Given problem: From the records, pick out and copy each line containing "this".
+ + + +
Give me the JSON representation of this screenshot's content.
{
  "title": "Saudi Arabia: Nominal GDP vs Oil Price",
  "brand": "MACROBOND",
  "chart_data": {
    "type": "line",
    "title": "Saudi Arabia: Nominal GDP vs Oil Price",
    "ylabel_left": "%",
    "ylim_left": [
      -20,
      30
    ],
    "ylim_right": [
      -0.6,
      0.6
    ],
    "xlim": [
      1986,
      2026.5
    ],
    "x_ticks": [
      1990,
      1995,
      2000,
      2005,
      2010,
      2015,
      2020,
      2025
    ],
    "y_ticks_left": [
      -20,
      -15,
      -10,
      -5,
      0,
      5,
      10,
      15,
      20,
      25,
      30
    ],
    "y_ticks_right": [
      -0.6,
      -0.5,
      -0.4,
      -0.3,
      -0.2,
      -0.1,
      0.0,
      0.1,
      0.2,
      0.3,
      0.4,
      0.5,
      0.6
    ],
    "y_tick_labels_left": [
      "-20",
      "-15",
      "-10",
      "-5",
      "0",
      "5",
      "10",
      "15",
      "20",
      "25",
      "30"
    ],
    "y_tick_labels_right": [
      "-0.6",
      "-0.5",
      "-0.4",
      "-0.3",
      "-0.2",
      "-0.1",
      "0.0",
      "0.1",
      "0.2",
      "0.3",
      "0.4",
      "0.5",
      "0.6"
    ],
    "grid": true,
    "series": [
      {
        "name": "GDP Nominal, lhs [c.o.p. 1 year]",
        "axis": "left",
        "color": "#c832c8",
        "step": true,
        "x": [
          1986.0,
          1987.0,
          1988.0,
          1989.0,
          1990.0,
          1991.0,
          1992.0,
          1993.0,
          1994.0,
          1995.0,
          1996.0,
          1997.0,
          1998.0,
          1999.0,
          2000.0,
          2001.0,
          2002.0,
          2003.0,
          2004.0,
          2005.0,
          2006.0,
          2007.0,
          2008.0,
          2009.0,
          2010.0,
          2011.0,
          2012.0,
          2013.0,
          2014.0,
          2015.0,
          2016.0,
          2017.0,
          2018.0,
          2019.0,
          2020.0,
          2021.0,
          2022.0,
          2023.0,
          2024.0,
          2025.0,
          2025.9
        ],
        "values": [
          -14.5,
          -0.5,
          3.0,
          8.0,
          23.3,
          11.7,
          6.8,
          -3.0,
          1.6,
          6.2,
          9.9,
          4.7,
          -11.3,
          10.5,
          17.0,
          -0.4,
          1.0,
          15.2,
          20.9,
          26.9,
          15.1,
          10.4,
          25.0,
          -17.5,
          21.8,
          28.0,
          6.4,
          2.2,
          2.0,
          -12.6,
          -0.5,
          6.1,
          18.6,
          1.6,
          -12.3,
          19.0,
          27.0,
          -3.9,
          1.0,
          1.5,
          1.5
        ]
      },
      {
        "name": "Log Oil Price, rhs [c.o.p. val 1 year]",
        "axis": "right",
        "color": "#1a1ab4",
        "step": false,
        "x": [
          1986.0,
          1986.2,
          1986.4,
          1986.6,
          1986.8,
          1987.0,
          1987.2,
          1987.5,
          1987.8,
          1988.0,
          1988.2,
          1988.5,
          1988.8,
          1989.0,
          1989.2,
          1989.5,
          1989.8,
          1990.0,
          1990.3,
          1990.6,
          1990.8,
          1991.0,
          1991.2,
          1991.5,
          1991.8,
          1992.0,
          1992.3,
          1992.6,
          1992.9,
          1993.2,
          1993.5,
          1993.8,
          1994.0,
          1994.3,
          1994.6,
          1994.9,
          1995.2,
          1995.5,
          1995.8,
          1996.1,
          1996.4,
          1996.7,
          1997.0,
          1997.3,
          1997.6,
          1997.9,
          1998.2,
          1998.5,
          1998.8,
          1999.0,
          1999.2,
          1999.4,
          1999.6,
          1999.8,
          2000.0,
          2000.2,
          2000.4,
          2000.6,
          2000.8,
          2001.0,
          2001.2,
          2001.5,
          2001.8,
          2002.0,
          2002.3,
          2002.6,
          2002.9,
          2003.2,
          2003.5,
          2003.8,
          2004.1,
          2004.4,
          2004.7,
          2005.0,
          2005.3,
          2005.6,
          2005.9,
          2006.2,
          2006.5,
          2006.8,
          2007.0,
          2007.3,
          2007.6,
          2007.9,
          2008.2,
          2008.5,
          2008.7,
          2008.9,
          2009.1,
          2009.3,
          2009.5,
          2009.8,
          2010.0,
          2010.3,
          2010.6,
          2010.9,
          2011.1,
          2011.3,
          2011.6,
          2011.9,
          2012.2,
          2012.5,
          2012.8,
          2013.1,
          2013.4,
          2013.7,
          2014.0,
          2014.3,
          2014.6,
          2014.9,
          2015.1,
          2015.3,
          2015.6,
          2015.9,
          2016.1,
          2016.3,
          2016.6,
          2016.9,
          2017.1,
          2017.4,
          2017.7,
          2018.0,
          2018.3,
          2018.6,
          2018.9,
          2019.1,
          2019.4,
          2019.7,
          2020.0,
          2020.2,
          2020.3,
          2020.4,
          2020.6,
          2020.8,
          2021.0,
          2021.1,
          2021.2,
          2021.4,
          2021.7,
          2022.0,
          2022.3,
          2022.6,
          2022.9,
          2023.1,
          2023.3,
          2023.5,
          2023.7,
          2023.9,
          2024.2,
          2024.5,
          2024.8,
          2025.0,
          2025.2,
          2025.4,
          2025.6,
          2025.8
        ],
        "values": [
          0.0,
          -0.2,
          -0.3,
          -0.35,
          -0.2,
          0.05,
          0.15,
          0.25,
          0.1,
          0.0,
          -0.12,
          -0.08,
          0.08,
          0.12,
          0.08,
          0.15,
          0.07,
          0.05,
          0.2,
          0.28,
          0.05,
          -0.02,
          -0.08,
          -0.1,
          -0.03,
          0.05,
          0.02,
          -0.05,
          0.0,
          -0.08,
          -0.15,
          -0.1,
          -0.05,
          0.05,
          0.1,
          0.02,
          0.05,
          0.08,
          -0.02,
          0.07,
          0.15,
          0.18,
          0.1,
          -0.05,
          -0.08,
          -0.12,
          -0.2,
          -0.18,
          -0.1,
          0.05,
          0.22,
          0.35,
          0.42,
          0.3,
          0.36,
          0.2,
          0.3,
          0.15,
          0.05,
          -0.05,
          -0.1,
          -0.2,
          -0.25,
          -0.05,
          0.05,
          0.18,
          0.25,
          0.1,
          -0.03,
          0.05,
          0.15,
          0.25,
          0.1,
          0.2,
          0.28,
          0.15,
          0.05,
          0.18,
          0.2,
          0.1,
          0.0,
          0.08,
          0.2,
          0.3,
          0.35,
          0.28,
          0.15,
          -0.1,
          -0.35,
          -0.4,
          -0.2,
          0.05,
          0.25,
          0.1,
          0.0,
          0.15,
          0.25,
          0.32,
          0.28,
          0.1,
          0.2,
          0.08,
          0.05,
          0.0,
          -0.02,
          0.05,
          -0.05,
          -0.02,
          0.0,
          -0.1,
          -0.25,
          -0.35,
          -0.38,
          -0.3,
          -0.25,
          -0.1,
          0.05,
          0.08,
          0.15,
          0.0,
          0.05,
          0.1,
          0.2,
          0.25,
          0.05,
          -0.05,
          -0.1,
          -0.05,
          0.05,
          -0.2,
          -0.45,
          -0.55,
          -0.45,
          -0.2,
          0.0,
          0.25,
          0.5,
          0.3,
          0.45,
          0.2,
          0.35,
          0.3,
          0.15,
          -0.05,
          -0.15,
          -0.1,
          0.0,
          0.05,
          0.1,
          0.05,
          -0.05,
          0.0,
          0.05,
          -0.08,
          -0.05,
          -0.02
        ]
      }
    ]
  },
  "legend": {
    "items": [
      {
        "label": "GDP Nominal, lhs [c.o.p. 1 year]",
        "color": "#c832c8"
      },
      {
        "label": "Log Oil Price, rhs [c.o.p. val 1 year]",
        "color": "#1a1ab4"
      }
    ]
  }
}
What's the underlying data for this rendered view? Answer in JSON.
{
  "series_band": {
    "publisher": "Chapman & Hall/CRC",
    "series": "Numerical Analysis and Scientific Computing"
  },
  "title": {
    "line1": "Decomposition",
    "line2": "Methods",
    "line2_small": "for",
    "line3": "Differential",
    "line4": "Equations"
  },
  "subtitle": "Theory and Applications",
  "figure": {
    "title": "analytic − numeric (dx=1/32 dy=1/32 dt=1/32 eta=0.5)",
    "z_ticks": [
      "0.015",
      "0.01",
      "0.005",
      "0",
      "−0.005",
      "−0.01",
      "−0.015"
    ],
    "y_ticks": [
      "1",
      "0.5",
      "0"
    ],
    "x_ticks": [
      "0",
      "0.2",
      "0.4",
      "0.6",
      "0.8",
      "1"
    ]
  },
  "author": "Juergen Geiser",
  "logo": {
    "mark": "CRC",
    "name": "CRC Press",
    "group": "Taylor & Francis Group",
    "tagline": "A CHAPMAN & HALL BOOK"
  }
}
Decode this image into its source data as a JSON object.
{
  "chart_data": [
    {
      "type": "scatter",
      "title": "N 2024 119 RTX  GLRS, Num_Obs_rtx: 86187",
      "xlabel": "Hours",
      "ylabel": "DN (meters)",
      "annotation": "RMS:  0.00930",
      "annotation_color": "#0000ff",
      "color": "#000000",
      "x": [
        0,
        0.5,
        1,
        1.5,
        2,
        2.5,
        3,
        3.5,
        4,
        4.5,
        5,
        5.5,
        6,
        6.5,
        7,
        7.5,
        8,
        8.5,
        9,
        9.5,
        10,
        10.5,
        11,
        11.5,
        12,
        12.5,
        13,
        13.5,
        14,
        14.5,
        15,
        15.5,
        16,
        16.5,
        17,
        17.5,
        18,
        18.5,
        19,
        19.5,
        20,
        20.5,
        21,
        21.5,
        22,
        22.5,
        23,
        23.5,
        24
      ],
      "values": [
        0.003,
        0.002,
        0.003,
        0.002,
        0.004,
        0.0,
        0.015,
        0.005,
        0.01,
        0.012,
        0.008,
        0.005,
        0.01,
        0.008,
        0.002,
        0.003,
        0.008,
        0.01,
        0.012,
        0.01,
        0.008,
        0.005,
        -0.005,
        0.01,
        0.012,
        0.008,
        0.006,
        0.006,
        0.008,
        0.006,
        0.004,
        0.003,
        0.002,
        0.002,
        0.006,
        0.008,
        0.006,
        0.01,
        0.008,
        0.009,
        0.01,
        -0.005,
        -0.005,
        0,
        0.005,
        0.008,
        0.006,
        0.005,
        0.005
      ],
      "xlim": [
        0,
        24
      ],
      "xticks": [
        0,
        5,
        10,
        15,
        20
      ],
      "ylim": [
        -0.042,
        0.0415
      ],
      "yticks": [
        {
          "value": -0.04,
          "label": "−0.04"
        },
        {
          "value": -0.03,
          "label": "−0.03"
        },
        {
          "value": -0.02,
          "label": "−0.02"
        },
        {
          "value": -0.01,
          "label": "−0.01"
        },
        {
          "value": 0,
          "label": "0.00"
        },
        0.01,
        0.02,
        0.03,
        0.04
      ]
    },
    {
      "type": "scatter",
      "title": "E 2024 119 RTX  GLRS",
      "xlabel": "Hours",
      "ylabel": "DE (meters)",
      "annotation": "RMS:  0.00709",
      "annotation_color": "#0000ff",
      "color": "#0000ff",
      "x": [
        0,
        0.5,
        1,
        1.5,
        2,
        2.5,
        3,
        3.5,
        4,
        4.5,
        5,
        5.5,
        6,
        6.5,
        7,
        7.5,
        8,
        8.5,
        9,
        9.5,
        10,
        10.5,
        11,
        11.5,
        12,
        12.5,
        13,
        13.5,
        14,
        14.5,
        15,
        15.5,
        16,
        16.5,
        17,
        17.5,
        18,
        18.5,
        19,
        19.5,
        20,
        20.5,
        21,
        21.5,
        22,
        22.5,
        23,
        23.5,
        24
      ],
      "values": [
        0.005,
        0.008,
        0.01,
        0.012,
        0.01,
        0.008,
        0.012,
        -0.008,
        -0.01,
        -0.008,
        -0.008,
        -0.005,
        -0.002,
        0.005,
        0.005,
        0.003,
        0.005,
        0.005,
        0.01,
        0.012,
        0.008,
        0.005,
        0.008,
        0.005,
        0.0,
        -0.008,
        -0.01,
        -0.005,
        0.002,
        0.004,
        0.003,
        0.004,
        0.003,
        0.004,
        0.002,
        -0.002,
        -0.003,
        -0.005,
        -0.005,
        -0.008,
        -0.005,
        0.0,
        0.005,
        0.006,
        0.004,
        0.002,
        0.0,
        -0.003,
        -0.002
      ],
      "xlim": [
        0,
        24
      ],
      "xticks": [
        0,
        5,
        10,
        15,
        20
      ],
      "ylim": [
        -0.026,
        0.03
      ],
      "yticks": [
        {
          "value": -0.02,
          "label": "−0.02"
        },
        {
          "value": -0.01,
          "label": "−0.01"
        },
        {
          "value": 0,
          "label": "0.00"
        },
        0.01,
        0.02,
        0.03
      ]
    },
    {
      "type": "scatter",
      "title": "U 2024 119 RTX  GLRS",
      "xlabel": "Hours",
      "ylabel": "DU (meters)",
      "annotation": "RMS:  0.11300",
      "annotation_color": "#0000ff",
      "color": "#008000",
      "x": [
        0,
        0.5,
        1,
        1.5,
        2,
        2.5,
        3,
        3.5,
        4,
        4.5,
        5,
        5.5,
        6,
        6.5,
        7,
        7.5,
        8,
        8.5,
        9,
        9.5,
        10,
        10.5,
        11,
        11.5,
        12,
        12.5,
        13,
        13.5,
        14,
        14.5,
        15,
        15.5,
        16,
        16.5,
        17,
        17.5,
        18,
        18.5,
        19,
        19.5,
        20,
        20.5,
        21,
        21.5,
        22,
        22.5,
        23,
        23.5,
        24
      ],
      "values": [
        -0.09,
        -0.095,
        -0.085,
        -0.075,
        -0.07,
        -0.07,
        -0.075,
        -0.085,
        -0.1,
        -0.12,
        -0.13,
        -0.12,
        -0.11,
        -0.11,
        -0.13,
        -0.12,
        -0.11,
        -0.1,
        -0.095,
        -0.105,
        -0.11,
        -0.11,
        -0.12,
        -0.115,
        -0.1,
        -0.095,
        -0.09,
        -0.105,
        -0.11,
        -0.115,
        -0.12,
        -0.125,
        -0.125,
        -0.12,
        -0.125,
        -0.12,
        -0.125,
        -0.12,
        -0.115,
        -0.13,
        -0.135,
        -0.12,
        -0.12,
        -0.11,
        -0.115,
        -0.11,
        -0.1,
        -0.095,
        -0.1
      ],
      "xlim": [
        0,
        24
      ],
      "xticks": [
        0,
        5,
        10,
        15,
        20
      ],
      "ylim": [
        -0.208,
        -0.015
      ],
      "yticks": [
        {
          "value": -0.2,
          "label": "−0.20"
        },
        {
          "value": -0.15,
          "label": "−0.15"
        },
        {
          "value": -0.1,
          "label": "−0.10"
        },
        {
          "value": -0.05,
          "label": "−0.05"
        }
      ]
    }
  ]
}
+ + + +
Exercise result:
Give me the JSON representation of this screenshot's content.
What's the underlying data for this rendered view? Answer in JSON.
Decode this image into its source data as a JSON object.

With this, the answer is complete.